## Exercise objective:
All entries are to be quoted exactly; the images stay out of the copy.

Collected data:

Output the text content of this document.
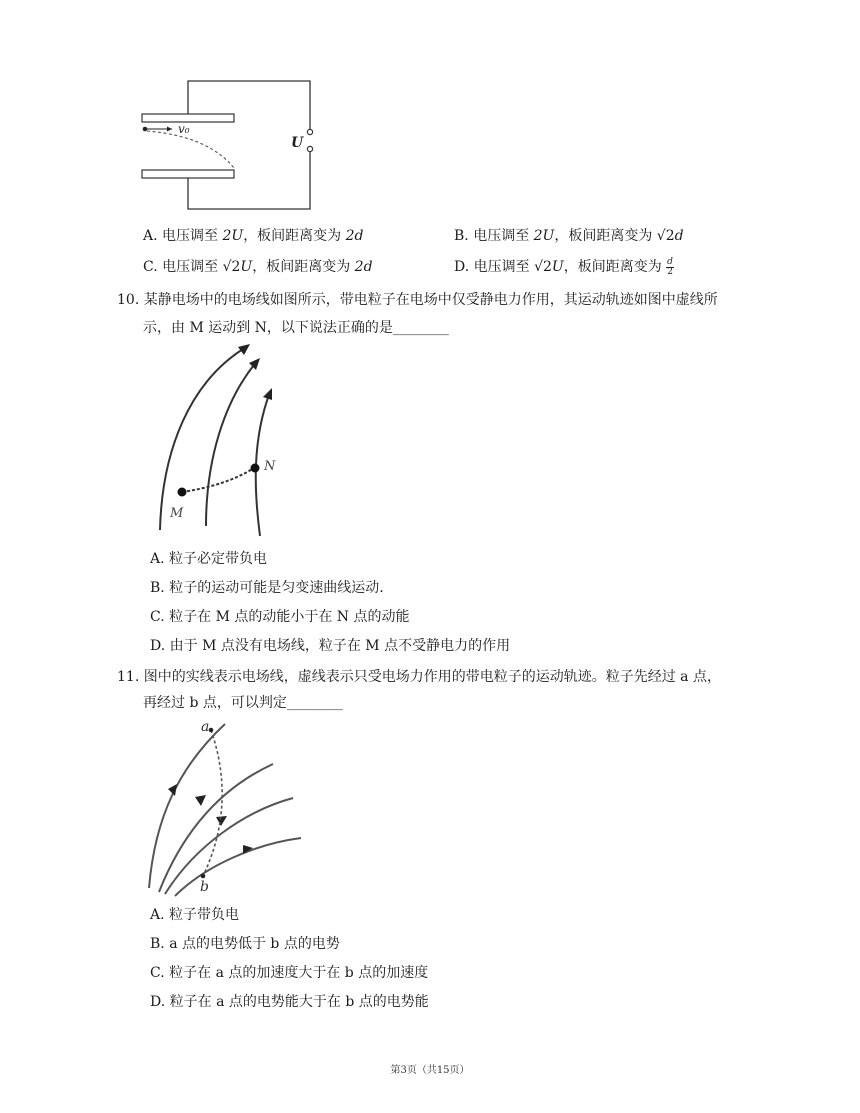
v₀
U
A. 电压调至 2U，板间距离变为 2d	B. 电压调至 2U，板间距离变为 √2d
C. 电压调至 √2U，板间距离变为 2d	D. 电压调至 √2U，板间距离变为 $\frac{d}{2}$
10. 某静电场中的电场线如图所示，带电粒子在电场中仅受静电力作用，其运动轨迹如图中虚线所
示，由 M 运动到 N，以下说法正确的是________
M
N
A. 粒子必定带负电
B. 粒子的运动可能是匀变速曲线运动.
C. 粒子在 M 点的动能小于在 N 点的动能
D. 由于 M 点没有电场线，粒子在 M 点不受静电力的作用
11. 图中的实线表示电场线，虚线表示只受电场力作用的带电粒子的运动轨迹。粒子先经过 a 点，
再经过 b 点，可以判定________
a
b
A. 粒子带负电
B. a 点的电势低于 b 点的电势
C. 粒子在 a 点的加速度大于在 b 点的加速度
D. 粒子在 a 点的电势能大于在 b 点的电势能
第3页（共15页）
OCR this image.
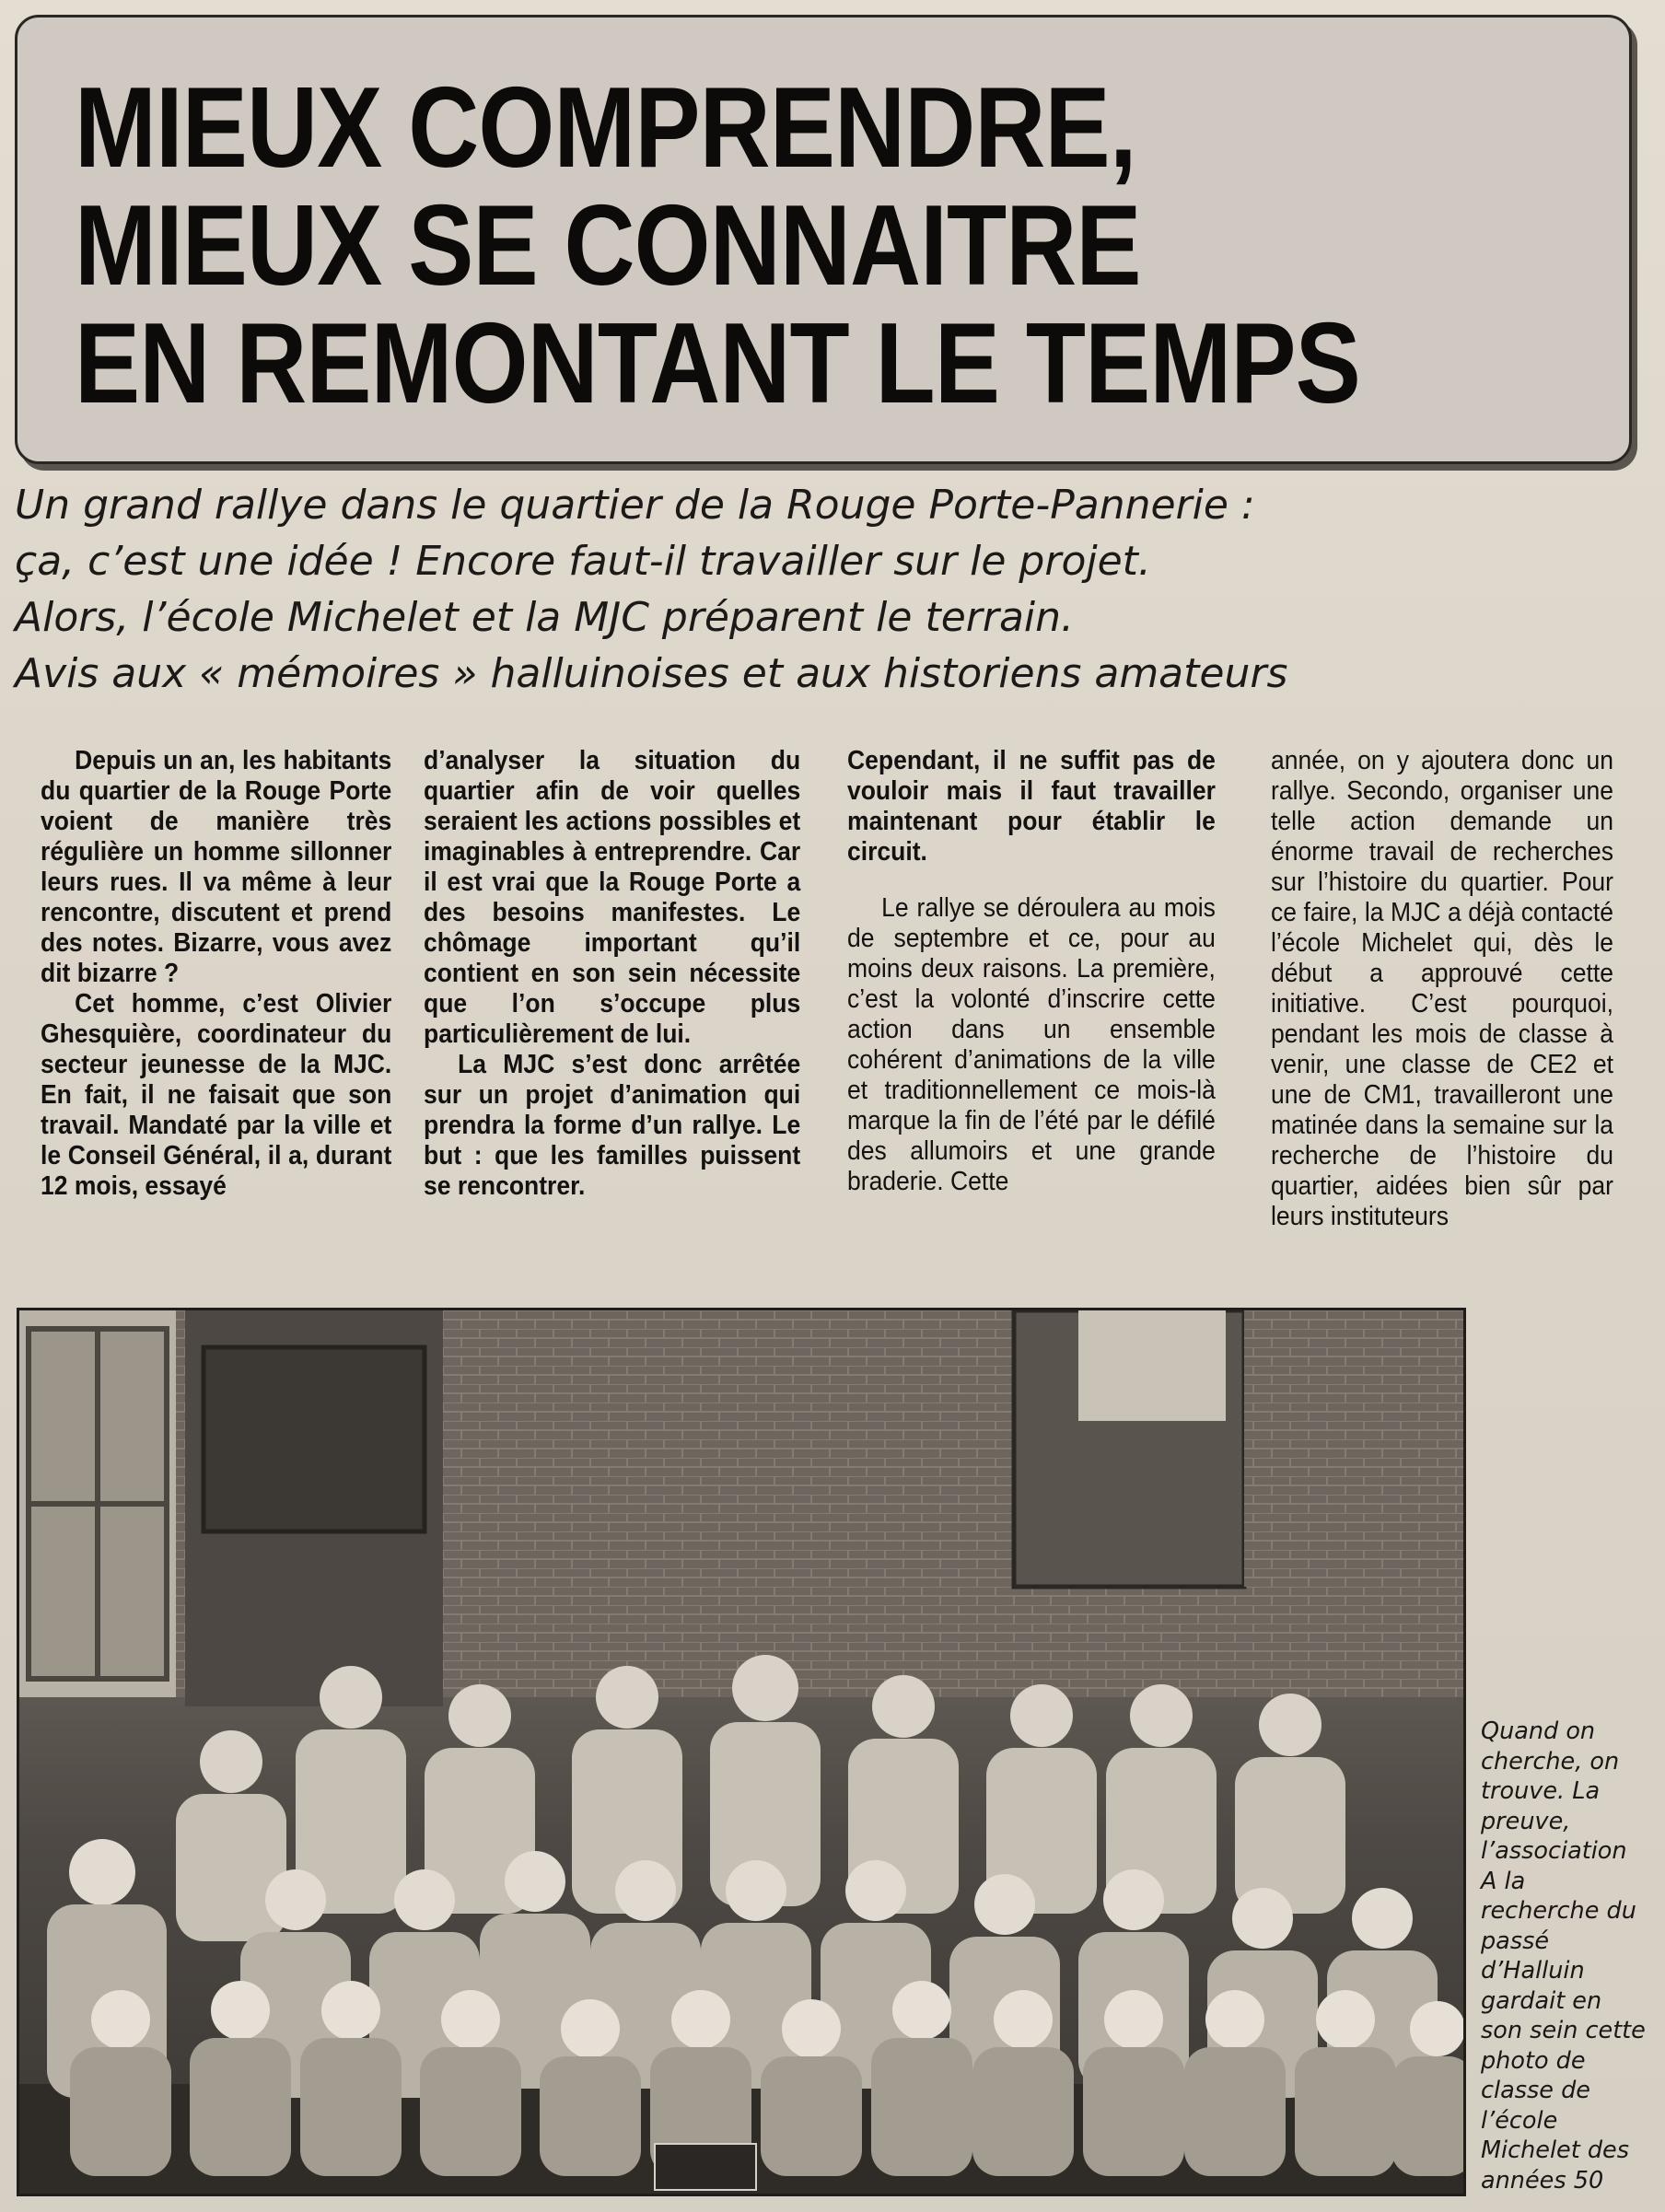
MIEUX COMPRENDRE,
MIEUX SE CONNAITRE
EN REMONTANT LE TEMPS
Un grand rallye dans le quartier de la Rouge Porte-Pannerie :
ça, c’est une idée ! Encore faut-il travailler sur le projet.
Alors, l’école Michelet et la MJC préparent le terrain.
Avis aux « mémoires » halluinoises et aux historiens amateurs

Depuis un an, les habitants du quartier de la Rouge Porte voient de manière très régulière un homme sillonner leurs rues. Il va même à leur rencontre, discutent et prend des notes. Bizarre, vous avez dit bizarre ?

Cet homme, c’est Olivier Ghesquière, coordinateur du secteur jeunesse de la MJC. En fait, il ne faisait que son travail. Mandaté par la ville et le Conseil Général, il a, durant 12 mois, essayé

d’analyser la situation du quartier afin de voir quelles seraient les actions possibles et imaginables à entreprendre. Car il est vrai que la Rouge Porte a des besoins manifestes. Le chômage important qu’il contient en son sein nécessite que l’on s’occupe plus particulièrement de lui.

La MJC s’est donc arrêtée sur un projet d’animation qui prendra la forme d’un rallye. Le but : que les familles puissent se rencontrer.

Cependant, il ne suffit pas de vouloir mais il faut travailler maintenant pour établir le circuit.

Le rallye se déroulera au mois de septembre et ce, pour au moins deux raisons. La première, c’est la volonté d’inscrire cette action dans un ensemble cohérent d’animations de la ville et traditionnellement ce mois-là marque la fin de l’été par le défilé des allumoirs et une grande braderie. Cette

année, on y ajoutera donc un rallye. Secondo, organiser une telle action demande un énorme travail de recherches sur l’histoire du quartier. Pour ce faire, la MJC a déjà contacté l’école Michelet qui, dès le début a approuvé cette initiative. C’est pourquoi, pendant les mois de classe à venir, une classe de CE2 et une de CM1, travailleront une matinée dans la semaine sur la recherche de l’histoire du quartier, aidées bien sûr par leurs instituteurs

Quand on
cherche, on
trouve. La
preuve,
l’association
A la
recherche du
passé
d’Halluin
gardait en
son sein cette
photo de
classe de
l’école
Michelet des
années 50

## Solved exercise:
Output the text content of this document.
v₀
U
A. 电压调至 2U，板间距离变为 2d	B. 电压调至 2U，板间距离变为 √2d
C. 电压调至 √2U，板间距离变为 2d	D. 电压调至 √2U，板间距离变为 $\frac{d}{2}$
10. 某静电场中的电场线如图所示，带电粒子在电场中仅受静电力作用，其运动轨迹如图中虚线所
示，由 M 运动到 N，以下说法正确的是________
M
N
A. 粒子必定带负电
B. 粒子的运动可能是匀变速曲线运动.
C. 粒子在 M 点的动能小于在 N 点的动能
D. 由于 M 点没有电场线，粒子在 M 点不受静电力的作用
11. 图中的实线表示电场线，虚线表示只受电场力作用的带电粒子的运动轨迹。粒子先经过 a 点，
再经过 b 点，可以判定________
a
b
A. 粒子带负电
B. a 点的电势低于 b 点的电势
C. 粒子在 a 点的加速度大于在 b 点的加速度
D. 粒子在 a 点的电势能大于在 b 点的电势能
第3页（共15页）
OCR this image.
MIEUX COMPRENDRE,
MIEUX SE CONNAITRE
EN REMONTANT LE TEMPS
Un grand rallye dans le quartier de la Rouge Porte-Pannerie :
ça, c’est une idée ! Encore faut-il travailler sur le projet.
Alors, l’école Michelet et la MJC préparent le terrain.
Avis aux « mémoires » halluinoises et aux historiens amateurs

Depuis un an, les habitants du quartier de la Rouge Porte voient de manière très régulière un homme sillonner leurs rues. Il va même à leur rencontre, discutent et prend des notes. Bizarre, vous avez dit bizarre ?

Cet homme, c’est Olivier Ghesquière, coordinateur du secteur jeunesse de la MJC. En fait, il ne faisait que son travail. Mandaté par la ville et le Conseil Général, il a, durant 12 mois, essayé

d’analyser la situation du quartier afin de voir quelles seraient les actions possibles et imaginables à entreprendre. Car il est vrai que la Rouge Porte a des besoins manifestes. Le chômage important qu’il contient en son sein nécessite que l’on s’occupe plus particulièrement de lui.

La MJC s’est donc arrêtée sur un projet d’animation qui prendra la forme d’un rallye. Le but : que les familles puissent se rencontrer.

Cependant, il ne suffit pas de vouloir mais il faut travailler maintenant pour établir le circuit.

Le rallye se déroulera au mois de septembre et ce, pour au moins deux raisons. La première, c’est la volonté d’inscrire cette action dans un ensemble cohérent d’animations de la ville et traditionnellement ce mois-là marque la fin de l’été par le défilé des allumoirs et une grande braderie. Cette

année, on y ajoutera donc un rallye. Secondo, organiser une telle action demande un énorme travail de recherches sur l’histoire du quartier. Pour ce faire, la MJC a déjà contacté l’école Michelet qui, dès le début a approuvé cette initiative. C’est pourquoi, pendant les mois de classe à venir, une classe de CE2 et une de CM1, travailleront une matinée dans la semaine sur la recherche de l’histoire du quartier, aidées bien sûr par leurs instituteurs

Quand on
cherche, on
trouve. La
preuve,
l’association
A la
recherche du
passé
d’Halluin
gardait en
son sein cette
photo de
classe de
l’école
Michelet des
années 50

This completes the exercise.